Return every line below as is, leaving out the pictures.
[START Input]
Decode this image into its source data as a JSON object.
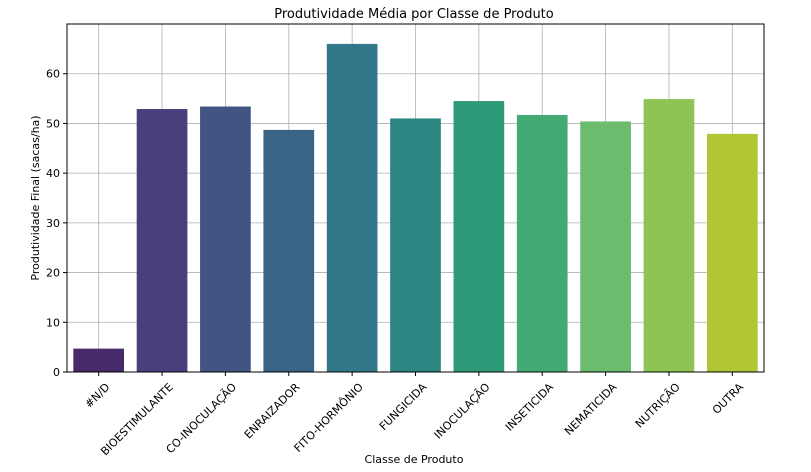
{
  "chart_data": {
    "type": "bar",
    "title": "Produtividade Média por Classe de Produto",
    "xlabel": "Classe de Produto",
    "ylabel": "Produtividade Final (sacas/ha)",
    "categories": [
      "#N/D",
      "BIOESTIMULANTE",
      "CO-INOCULAÇÃO",
      "ENRAIZADOR",
      "FITO-HORMÔNIO",
      "FUNGICIDA",
      "INOCULAÇÃO",
      "INSETICIDA",
      "NEMATICIDA",
      "NUTRIÇÃO",
      "OUTRA"
    ],
    "values": [
      4.7,
      52.9,
      53.4,
      48.7,
      66.0,
      51.0,
      54.5,
      51.7,
      50.4,
      54.9,
      47.9
    ],
    "colors": [
      "#472a6a",
      "#4a3f7c",
      "#425482",
      "#3a6485",
      "#33788a",
      "#2c8581",
      "#2e9a7a",
      "#43aa76",
      "#6bbc6f",
      "#8ec453",
      "#b1c535"
    ],
    "ylim": [
      0,
      70
    ],
    "yticks": [
      0,
      10,
      20,
      30,
      40,
      50,
      60
    ],
    "grid": true
  }
}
[END Input]
_Result_.
Decode this image into its source data as a JSON object.
{
  "chart_data": {
    "type": "bar",
    "title": "Produtividade Média por Classe de Produto",
    "xlabel": "Classe de Produto",
    "ylabel": "Produtividade Final (sacas/ha)",
    "categories": [
      "#N/D",
      "BIOESTIMULANTE",
      "CO-INOCULAÇÃO",
      "ENRAIZADOR",
      "FITO-HORMÔNIO",
      "FUNGICIDA",
      "INOCULAÇÃO",
      "INSETICIDA",
      "NEMATICIDA",
      "NUTRIÇÃO",
      "OUTRA"
    ],
    "values": [
      4.7,
      52.9,
      53.4,
      48.7,
      66.0,
      51.0,
      54.5,
      51.7,
      50.4,
      54.9,
      47.9
    ],
    "colors": [
      "#472a6a",
      "#4a3f7c",
      "#425482",
      "#3a6485",
      "#33788a",
      "#2c8581",
      "#2e9a7a",
      "#43aa76",
      "#6bbc6f",
      "#8ec453",
      "#b1c535"
    ],
    "ylim": [
      0,
      70
    ],
    "yticks": [
      0,
      10,
      20,
      30,
      40,
      50,
      60
    ],
    "grid": true
  }
}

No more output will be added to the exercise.